● TASK DETAILS
Count how many lines in the material below hold the word "Period"; the reply is that number alone.

Records contained in a dataset:
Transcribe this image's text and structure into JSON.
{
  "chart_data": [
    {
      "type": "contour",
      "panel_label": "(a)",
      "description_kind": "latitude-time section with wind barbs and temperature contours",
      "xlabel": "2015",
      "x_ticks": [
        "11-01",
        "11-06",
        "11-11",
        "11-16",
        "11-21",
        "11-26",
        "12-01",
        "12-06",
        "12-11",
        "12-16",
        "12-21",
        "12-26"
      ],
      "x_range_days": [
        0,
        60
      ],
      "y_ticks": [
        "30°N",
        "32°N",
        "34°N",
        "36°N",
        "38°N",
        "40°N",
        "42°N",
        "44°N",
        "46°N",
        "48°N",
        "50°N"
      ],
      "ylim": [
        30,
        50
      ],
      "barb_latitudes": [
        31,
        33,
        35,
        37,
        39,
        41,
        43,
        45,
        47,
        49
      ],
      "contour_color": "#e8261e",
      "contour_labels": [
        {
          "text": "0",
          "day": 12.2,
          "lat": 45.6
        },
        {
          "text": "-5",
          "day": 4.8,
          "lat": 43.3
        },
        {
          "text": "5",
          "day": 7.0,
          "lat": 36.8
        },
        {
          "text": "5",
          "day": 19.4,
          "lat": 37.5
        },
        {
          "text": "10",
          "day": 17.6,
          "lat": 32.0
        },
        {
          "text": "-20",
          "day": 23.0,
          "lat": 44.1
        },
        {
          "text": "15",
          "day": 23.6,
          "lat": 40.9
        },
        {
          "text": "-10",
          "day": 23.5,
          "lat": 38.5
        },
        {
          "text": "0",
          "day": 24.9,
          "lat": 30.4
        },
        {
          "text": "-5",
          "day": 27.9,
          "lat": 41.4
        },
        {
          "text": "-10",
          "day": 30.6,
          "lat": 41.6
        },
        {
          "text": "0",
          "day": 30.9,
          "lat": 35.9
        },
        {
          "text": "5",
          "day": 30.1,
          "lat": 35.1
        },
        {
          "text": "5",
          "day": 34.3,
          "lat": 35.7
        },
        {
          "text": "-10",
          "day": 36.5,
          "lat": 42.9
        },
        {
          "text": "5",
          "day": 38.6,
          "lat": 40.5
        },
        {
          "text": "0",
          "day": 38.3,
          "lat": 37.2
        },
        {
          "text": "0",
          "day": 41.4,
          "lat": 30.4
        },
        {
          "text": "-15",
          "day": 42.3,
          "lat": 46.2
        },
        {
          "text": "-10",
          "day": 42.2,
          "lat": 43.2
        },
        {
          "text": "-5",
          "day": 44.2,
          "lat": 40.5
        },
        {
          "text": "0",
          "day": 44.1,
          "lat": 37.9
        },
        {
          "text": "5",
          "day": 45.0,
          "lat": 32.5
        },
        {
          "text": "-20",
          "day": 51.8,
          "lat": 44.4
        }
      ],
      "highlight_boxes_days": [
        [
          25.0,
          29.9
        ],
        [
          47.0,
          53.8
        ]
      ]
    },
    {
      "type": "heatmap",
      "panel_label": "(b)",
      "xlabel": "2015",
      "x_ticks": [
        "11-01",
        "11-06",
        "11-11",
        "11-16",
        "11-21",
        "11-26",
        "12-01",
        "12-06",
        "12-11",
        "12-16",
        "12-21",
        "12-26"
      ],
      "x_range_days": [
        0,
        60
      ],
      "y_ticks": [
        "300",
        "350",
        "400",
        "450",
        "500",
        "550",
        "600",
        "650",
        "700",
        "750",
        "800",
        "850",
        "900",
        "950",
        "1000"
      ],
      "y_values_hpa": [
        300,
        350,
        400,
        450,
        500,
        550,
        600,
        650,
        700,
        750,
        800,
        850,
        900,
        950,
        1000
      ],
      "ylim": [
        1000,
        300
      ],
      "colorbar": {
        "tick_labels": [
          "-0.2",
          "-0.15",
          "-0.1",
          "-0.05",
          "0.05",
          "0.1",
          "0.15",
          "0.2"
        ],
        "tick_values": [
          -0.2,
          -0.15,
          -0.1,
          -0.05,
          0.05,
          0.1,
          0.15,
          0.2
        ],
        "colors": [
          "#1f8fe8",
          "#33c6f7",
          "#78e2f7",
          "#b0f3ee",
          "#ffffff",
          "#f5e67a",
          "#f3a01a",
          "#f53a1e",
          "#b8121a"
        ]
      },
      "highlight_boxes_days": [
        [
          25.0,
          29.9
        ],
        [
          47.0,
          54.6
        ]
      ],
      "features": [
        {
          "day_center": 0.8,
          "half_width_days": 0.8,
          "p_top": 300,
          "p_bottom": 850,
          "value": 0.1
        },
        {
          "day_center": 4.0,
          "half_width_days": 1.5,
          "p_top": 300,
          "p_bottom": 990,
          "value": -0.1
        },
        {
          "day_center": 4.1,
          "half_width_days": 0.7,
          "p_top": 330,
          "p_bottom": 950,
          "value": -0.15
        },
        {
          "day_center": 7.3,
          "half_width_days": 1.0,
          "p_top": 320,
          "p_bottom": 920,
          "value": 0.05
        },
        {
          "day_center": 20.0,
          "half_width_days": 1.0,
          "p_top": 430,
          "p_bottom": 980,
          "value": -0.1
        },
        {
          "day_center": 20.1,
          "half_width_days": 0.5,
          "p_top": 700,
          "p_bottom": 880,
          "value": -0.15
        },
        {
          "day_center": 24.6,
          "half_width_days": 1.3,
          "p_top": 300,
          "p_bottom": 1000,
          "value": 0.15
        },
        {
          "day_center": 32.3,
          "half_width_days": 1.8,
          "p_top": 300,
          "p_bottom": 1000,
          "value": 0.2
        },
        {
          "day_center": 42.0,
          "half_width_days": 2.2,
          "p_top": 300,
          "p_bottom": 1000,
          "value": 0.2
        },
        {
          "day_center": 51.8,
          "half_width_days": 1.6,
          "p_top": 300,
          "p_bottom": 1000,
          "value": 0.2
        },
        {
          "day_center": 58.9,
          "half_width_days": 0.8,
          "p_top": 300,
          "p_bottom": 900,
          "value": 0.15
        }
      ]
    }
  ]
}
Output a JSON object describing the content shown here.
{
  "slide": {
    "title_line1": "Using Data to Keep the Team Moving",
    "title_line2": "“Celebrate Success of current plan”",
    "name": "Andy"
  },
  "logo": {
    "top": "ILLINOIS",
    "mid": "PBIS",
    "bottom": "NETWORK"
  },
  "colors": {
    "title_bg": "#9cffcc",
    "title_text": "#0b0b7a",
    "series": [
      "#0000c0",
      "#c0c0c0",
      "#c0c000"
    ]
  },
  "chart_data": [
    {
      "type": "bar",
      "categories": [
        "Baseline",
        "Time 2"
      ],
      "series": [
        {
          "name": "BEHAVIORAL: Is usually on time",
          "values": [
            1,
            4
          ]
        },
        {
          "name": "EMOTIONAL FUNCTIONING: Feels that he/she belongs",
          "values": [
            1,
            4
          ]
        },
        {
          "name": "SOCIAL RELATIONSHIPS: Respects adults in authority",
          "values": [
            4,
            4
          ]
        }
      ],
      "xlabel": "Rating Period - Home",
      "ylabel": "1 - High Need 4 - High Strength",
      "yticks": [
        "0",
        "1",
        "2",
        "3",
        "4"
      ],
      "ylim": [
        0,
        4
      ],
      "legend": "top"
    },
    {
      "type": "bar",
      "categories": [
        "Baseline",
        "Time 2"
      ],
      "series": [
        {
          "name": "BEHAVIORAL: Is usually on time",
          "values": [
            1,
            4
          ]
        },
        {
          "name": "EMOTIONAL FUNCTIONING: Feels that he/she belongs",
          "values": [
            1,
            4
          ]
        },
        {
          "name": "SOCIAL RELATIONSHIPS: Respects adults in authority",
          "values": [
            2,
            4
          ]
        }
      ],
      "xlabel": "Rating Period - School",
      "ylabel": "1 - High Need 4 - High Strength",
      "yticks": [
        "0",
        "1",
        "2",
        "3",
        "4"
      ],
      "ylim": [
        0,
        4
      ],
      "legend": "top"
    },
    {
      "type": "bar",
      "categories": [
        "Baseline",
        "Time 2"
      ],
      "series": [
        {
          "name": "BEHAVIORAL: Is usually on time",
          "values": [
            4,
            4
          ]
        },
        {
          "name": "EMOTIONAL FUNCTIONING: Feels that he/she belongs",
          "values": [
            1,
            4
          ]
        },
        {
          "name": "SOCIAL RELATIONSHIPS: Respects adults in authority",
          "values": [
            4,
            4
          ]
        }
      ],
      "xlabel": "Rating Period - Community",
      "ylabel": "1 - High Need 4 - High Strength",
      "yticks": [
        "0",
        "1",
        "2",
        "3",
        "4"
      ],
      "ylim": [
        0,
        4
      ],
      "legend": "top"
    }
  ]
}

● RESULT
3